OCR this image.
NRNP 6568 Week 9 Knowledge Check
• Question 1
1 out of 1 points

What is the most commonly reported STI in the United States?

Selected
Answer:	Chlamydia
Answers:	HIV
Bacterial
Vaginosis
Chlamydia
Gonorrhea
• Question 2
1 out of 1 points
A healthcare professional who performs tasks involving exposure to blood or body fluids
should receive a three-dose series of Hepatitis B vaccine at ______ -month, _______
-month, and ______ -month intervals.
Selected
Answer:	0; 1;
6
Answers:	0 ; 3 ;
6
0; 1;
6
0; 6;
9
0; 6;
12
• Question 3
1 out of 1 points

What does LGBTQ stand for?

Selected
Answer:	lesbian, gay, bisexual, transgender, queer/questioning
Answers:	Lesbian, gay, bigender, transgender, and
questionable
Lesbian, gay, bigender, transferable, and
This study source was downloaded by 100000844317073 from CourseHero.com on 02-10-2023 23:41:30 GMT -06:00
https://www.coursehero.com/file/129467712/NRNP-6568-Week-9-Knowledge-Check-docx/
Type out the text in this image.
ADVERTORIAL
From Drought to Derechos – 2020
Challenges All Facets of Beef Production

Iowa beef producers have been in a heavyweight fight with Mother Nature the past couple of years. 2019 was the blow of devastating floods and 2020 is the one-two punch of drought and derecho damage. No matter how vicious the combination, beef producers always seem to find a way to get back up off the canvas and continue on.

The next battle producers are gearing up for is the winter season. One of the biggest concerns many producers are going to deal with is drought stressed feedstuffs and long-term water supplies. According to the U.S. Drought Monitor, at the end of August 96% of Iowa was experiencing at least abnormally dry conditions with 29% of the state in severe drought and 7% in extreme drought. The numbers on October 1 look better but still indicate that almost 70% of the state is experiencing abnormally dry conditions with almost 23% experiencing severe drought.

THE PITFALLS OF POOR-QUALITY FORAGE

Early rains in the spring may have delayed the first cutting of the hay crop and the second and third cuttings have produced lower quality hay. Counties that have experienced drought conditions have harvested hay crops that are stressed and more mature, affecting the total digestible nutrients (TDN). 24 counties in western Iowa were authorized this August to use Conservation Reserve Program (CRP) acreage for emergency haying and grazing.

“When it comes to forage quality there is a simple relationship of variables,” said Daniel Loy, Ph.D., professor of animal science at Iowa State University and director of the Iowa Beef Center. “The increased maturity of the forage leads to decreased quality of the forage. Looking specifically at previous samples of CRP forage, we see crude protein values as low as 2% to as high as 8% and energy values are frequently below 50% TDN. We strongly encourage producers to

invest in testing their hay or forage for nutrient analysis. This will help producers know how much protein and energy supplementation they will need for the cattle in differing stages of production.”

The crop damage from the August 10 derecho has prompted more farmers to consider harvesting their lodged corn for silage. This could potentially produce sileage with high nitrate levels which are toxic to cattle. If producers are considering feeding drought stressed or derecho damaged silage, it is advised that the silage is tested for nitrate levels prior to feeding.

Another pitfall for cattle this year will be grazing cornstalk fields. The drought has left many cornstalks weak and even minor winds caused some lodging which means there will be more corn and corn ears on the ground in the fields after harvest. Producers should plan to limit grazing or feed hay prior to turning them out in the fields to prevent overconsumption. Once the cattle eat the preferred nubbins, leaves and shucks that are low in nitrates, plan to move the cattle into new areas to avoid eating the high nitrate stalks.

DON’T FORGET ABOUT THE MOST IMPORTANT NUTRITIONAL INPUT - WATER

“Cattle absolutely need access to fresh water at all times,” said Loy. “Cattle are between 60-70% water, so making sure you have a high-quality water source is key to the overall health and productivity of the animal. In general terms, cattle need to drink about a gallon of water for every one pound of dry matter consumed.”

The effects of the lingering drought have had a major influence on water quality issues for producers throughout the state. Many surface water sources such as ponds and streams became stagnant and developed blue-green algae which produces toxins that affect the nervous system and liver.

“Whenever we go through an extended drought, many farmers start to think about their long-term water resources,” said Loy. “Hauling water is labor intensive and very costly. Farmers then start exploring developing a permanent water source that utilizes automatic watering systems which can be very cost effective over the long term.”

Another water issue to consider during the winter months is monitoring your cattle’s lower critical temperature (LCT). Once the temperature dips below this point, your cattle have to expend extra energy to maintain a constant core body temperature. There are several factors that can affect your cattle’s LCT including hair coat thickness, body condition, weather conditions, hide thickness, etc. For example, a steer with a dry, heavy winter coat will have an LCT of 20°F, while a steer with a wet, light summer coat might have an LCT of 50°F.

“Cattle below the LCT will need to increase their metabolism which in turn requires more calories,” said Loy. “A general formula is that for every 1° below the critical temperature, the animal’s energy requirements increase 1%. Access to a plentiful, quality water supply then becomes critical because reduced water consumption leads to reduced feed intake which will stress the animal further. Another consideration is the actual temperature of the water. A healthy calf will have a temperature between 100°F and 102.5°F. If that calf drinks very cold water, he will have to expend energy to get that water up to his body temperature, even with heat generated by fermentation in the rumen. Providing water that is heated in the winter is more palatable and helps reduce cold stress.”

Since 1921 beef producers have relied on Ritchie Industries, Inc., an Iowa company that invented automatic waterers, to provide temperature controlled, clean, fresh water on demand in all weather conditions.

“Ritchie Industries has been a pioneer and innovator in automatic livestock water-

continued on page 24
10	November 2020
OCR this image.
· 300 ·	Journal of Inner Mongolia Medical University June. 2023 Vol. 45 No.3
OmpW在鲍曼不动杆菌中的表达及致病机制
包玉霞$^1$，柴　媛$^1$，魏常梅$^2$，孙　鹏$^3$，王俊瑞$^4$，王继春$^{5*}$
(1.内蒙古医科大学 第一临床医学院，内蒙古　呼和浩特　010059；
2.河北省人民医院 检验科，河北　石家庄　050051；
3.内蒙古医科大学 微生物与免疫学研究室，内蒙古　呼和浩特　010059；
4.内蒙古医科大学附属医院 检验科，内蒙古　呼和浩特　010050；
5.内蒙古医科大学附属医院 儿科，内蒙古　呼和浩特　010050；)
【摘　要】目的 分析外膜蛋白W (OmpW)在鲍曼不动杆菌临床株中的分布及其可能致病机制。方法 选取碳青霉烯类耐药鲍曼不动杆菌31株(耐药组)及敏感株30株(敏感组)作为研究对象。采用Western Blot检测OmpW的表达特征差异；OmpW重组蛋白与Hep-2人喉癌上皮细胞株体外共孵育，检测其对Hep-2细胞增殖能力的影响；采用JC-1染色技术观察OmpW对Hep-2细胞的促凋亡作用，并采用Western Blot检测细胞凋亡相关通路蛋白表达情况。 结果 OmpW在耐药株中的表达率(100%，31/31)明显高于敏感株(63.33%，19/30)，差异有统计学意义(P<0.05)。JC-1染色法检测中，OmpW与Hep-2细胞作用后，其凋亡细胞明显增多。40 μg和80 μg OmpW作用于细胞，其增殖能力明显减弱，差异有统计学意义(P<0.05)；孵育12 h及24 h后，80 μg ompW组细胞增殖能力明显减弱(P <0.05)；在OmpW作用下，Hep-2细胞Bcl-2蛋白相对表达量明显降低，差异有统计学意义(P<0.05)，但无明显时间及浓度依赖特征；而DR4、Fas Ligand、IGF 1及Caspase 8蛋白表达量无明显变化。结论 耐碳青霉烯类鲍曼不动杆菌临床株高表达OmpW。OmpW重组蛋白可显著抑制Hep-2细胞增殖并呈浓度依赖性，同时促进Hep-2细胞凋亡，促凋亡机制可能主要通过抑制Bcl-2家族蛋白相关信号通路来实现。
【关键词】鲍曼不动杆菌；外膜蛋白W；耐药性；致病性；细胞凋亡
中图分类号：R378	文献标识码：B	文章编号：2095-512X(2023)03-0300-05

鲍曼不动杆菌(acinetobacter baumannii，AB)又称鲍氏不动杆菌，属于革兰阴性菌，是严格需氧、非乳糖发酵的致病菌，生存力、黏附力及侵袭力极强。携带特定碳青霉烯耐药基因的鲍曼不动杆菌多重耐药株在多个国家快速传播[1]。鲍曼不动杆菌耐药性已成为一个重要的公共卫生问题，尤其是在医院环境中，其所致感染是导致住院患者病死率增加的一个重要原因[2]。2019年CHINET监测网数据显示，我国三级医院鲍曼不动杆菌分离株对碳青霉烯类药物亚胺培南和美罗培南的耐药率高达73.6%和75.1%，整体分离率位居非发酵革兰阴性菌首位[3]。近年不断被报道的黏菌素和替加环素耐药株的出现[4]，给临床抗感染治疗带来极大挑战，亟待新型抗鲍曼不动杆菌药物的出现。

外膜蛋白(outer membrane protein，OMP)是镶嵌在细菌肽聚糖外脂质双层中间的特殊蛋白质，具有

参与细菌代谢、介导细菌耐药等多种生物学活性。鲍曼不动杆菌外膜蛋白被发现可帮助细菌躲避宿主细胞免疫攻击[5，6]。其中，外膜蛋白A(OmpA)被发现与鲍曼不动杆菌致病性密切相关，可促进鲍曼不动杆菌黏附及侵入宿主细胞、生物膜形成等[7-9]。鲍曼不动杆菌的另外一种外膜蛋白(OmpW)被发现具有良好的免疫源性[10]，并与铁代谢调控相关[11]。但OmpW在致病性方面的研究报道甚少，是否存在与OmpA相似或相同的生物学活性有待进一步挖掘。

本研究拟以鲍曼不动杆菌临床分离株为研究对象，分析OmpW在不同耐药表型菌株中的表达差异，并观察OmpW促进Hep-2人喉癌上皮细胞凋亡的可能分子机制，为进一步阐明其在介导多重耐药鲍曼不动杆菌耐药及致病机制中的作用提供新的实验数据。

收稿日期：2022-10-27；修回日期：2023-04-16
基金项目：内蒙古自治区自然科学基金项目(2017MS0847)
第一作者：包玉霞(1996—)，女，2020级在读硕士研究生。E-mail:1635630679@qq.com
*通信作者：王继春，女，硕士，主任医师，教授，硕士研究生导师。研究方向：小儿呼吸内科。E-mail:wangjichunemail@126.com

******

> _Work instructions_: All lines above in which the word "transgender" occurs should be identified and copied.

> _Exercise solution_:
Answer:	lesbian, gay, bisexual, transgender, queer/questioning
Answers:	Lesbian, gay, bigender, transgender, and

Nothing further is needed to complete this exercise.